-- What to do --
Of the lines in the records that follow, how many include the word "dash"? Answer with a bare number.

— START —

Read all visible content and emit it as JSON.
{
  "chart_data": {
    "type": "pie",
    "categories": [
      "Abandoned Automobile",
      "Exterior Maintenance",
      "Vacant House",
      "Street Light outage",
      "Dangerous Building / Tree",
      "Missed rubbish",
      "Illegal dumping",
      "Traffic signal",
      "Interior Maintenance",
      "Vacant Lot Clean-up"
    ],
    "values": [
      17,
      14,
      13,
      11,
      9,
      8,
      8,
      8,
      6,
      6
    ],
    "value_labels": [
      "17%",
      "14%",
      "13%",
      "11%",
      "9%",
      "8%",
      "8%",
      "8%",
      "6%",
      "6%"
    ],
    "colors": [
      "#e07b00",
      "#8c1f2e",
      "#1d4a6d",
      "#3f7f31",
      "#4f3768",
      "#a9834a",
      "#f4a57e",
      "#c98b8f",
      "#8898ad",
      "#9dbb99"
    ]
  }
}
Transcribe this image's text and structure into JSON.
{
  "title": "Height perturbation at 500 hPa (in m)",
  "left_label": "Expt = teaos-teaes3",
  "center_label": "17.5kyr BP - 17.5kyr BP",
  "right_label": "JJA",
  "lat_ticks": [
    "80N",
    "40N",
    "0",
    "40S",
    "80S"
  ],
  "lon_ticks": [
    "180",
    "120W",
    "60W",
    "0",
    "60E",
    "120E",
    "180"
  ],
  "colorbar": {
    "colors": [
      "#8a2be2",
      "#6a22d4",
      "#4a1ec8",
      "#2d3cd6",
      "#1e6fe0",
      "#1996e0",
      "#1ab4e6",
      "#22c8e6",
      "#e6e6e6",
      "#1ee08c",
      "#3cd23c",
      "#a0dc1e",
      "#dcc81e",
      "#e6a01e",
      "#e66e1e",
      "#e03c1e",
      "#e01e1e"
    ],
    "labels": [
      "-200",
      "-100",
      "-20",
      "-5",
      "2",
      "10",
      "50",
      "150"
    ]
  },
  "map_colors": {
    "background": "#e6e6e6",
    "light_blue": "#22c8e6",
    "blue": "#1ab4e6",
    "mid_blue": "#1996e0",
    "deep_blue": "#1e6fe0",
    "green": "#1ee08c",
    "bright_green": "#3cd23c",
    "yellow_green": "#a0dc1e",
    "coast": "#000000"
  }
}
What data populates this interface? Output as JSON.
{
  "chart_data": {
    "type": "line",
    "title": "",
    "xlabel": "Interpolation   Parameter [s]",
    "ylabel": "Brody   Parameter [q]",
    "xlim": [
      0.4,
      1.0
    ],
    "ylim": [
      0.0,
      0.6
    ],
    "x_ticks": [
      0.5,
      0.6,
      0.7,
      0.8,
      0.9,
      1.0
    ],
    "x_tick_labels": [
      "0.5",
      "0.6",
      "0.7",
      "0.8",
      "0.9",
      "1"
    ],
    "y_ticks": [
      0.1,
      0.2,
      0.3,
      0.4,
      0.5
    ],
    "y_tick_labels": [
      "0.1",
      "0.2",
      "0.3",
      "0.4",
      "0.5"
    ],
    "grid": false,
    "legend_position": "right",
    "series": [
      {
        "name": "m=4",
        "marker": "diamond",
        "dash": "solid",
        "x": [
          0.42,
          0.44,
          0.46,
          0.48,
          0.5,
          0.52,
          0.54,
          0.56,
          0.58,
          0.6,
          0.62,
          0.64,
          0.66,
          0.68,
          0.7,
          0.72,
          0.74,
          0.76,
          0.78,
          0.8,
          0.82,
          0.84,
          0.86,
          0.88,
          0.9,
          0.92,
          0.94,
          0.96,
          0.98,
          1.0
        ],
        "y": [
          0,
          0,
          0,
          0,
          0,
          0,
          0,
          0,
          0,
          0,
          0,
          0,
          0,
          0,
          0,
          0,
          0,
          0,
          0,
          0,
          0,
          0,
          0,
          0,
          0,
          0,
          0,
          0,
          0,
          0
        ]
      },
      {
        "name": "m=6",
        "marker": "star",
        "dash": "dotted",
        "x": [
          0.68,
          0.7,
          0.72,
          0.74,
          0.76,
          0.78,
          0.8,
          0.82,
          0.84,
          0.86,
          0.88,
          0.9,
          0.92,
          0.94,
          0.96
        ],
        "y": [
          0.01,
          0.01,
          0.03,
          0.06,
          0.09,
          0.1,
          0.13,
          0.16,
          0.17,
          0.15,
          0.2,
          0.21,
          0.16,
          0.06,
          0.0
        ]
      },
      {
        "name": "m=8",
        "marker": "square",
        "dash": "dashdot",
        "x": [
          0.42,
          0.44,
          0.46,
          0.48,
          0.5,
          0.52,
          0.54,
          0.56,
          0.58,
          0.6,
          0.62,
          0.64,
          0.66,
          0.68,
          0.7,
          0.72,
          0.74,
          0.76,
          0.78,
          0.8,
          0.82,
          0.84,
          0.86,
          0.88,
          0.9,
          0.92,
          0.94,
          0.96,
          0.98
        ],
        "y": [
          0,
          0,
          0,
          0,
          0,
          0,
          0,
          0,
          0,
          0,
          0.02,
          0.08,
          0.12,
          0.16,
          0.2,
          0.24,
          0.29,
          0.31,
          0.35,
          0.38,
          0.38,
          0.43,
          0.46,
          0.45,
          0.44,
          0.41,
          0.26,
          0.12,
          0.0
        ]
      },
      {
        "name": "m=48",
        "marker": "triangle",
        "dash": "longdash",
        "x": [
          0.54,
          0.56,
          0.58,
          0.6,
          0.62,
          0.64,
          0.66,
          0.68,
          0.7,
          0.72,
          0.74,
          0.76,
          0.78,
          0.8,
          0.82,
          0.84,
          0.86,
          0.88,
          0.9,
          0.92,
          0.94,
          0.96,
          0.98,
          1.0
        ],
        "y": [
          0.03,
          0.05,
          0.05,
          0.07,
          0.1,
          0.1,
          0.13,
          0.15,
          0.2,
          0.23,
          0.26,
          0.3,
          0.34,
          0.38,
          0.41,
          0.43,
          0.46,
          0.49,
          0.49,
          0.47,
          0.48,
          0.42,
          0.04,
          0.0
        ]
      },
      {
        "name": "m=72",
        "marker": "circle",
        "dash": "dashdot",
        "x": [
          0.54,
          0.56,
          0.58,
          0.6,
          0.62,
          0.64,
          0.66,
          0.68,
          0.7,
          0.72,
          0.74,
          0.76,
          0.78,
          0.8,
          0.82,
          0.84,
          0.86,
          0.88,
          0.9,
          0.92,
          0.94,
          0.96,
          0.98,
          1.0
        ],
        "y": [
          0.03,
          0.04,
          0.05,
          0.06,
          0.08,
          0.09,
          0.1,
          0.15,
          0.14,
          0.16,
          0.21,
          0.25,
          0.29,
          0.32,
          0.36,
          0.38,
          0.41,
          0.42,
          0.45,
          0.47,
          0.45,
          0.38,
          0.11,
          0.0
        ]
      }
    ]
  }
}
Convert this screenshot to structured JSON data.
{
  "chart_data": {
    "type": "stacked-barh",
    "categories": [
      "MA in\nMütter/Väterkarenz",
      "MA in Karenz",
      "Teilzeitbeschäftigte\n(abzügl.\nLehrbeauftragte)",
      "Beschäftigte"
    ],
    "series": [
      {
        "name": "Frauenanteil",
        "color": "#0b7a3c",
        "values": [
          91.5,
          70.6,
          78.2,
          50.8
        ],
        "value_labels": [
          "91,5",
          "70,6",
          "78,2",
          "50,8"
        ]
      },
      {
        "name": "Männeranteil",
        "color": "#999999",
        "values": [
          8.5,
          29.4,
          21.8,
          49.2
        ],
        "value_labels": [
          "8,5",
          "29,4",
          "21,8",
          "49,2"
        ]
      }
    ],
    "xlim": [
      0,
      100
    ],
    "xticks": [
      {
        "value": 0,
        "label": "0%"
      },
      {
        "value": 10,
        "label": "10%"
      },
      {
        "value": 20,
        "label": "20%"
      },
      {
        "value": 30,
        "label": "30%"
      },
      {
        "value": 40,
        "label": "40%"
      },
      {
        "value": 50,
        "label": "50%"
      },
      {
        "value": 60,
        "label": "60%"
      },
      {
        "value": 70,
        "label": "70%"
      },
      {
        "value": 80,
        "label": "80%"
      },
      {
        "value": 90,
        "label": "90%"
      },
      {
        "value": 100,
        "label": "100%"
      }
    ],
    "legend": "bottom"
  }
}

— END —

-- The answer --
5